§ INSTRUCTIONS TO FOLLOW
Turn everything from the first of the rows down through the one containing "x-tick-label: Nejvyšší majetkový" into a Markdown table with two columns, Number and Text. Give each line its number and leave out any blank lines.

§ DATA RECORDS
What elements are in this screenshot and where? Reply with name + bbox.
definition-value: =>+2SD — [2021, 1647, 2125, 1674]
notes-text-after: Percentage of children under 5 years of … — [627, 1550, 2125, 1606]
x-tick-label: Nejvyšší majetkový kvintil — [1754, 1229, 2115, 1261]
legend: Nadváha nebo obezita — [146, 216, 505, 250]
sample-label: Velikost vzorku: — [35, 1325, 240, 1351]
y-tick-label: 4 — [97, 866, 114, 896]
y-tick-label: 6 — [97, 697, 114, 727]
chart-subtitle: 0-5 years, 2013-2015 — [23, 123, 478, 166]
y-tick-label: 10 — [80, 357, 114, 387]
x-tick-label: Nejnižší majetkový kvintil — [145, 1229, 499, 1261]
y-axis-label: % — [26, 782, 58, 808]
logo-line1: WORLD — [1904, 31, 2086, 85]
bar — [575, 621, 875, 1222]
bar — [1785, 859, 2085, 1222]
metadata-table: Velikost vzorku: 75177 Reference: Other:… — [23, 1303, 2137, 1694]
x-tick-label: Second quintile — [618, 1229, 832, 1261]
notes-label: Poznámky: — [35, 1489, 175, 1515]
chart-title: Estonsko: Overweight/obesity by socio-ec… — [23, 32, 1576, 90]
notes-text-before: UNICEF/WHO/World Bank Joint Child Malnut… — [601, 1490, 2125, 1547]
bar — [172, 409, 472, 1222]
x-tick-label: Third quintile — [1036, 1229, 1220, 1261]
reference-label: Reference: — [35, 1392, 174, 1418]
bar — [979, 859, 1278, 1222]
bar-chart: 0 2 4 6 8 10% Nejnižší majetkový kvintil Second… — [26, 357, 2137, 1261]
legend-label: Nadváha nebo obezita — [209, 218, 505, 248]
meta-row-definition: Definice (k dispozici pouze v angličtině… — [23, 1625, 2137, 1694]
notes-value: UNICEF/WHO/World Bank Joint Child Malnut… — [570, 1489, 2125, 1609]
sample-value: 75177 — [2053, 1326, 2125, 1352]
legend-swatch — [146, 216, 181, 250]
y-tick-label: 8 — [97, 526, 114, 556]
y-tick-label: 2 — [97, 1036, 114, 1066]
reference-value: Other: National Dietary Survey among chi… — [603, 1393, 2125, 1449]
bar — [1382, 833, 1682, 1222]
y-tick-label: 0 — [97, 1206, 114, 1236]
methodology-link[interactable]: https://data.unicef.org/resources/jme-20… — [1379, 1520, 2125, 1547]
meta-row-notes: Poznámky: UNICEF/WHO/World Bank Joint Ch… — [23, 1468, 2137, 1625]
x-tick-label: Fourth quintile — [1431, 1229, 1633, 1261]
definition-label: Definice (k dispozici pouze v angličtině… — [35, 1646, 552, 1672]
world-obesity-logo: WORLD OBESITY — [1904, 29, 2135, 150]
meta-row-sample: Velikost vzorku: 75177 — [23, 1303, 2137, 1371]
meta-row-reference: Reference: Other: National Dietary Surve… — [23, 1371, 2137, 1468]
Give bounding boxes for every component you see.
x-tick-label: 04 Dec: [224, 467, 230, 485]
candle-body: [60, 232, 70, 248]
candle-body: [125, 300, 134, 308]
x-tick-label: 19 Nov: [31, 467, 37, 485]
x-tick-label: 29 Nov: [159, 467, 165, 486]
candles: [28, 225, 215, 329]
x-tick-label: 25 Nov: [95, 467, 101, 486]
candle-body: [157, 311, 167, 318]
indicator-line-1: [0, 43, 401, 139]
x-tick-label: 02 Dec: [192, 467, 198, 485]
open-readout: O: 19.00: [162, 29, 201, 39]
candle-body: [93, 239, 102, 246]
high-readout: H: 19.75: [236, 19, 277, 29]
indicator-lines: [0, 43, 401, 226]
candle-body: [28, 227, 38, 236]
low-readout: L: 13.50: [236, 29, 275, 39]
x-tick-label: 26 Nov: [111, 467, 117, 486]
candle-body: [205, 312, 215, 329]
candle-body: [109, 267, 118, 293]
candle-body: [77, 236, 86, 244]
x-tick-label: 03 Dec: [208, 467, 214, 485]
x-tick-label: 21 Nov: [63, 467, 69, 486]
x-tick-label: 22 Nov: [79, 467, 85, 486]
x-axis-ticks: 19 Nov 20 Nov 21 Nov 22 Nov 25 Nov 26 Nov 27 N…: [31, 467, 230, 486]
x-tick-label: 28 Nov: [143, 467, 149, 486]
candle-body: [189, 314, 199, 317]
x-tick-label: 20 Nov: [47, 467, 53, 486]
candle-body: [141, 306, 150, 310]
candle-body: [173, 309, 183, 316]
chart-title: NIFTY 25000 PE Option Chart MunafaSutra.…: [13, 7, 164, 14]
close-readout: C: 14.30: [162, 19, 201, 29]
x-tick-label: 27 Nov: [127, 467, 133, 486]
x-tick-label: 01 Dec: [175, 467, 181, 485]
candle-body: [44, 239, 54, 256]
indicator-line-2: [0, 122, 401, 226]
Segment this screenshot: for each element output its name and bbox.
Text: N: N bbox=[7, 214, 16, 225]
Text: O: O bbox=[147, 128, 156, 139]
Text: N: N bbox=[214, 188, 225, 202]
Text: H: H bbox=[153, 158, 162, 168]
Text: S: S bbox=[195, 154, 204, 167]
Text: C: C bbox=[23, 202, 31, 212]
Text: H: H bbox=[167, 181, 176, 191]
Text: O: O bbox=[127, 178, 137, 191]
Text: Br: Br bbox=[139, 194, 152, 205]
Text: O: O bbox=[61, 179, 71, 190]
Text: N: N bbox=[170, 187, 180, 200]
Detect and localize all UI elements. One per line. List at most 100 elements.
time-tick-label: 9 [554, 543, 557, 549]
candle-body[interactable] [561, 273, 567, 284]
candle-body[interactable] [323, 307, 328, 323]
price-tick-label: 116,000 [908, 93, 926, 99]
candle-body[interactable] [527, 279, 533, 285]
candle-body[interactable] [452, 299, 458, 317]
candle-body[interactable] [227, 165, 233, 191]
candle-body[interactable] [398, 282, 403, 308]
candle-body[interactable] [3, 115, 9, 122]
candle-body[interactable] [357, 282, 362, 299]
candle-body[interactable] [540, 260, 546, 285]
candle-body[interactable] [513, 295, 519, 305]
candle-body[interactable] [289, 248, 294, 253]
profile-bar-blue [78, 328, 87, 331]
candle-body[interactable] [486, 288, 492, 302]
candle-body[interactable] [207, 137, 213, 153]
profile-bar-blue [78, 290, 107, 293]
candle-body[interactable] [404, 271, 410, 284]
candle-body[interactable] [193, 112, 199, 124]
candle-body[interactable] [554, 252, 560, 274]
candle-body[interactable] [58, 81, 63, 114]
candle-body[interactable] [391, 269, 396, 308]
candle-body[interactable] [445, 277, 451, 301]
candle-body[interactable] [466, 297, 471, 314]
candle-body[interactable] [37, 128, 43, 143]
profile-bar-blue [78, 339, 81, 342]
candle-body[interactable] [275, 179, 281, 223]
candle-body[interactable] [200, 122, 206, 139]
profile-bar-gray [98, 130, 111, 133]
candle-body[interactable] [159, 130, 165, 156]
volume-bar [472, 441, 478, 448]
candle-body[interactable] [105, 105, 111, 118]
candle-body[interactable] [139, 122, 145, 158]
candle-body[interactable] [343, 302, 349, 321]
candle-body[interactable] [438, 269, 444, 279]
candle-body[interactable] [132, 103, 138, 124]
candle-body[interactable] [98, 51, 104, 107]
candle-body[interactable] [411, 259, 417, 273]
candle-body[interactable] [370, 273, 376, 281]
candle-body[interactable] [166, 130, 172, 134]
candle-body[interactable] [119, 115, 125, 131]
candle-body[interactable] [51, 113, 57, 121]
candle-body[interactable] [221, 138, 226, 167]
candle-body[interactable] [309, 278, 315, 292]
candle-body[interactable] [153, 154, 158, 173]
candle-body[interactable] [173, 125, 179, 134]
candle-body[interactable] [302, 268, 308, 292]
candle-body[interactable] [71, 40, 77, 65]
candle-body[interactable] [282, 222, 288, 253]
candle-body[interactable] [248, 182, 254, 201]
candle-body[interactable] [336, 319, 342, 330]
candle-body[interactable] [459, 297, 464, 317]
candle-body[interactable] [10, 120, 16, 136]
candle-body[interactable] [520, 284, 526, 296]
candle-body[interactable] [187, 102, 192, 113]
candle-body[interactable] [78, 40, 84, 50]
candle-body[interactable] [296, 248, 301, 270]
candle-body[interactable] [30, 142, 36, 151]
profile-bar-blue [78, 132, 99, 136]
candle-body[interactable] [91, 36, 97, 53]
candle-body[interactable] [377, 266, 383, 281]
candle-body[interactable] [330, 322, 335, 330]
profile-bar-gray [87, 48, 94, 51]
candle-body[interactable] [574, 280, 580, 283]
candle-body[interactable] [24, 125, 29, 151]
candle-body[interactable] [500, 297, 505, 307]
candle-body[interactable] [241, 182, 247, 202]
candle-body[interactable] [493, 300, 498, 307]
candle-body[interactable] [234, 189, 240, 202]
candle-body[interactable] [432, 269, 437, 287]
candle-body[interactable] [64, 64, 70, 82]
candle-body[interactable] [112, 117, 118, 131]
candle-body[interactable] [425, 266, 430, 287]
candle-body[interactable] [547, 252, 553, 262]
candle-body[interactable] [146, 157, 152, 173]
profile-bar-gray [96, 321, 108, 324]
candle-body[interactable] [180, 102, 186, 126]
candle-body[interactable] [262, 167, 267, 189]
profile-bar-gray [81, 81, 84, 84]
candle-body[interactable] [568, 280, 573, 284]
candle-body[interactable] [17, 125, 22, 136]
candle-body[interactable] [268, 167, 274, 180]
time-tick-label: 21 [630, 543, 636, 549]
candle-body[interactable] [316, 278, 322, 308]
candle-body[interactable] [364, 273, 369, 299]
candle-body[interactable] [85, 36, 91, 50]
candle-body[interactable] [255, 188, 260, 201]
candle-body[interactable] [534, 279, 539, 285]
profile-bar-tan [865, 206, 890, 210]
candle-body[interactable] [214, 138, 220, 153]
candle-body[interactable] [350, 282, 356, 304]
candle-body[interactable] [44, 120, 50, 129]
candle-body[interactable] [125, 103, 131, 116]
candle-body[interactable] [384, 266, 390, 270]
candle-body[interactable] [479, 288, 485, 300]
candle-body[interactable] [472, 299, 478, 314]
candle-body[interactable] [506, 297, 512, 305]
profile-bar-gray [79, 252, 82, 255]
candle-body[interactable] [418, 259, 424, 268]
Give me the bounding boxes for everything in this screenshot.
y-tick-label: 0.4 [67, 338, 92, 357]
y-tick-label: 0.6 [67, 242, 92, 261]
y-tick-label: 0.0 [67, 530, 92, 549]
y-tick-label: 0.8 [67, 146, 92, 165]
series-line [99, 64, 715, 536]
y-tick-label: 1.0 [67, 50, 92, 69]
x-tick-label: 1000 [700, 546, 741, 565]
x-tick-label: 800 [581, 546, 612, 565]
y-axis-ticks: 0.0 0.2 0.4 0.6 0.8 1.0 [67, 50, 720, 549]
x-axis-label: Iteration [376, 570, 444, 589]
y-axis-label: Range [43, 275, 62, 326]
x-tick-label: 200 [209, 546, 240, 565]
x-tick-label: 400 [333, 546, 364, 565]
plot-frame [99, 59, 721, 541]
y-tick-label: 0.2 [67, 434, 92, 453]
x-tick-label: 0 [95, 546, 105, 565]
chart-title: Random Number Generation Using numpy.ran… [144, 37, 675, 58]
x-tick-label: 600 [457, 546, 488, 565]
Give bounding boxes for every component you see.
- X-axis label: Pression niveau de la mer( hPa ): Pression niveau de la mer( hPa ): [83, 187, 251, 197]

§ RESPONSE TO THIS EXERCISE
| Number | Text |
|---|---|
| 1 | What elements are in this screenshot and where? Reply with name + bbox. |
| 2 | definition-value: =>+2SD — [2021, 1647, 2125, 1674] |
| 3 | notes-text-after: Percentage of children under 5 years of … — [627, 1550, 2125, 1606] |
| 4 | x-tick-label: Nejvyšší majetkový kvintil — [1754, 1229, 2115, 1261] |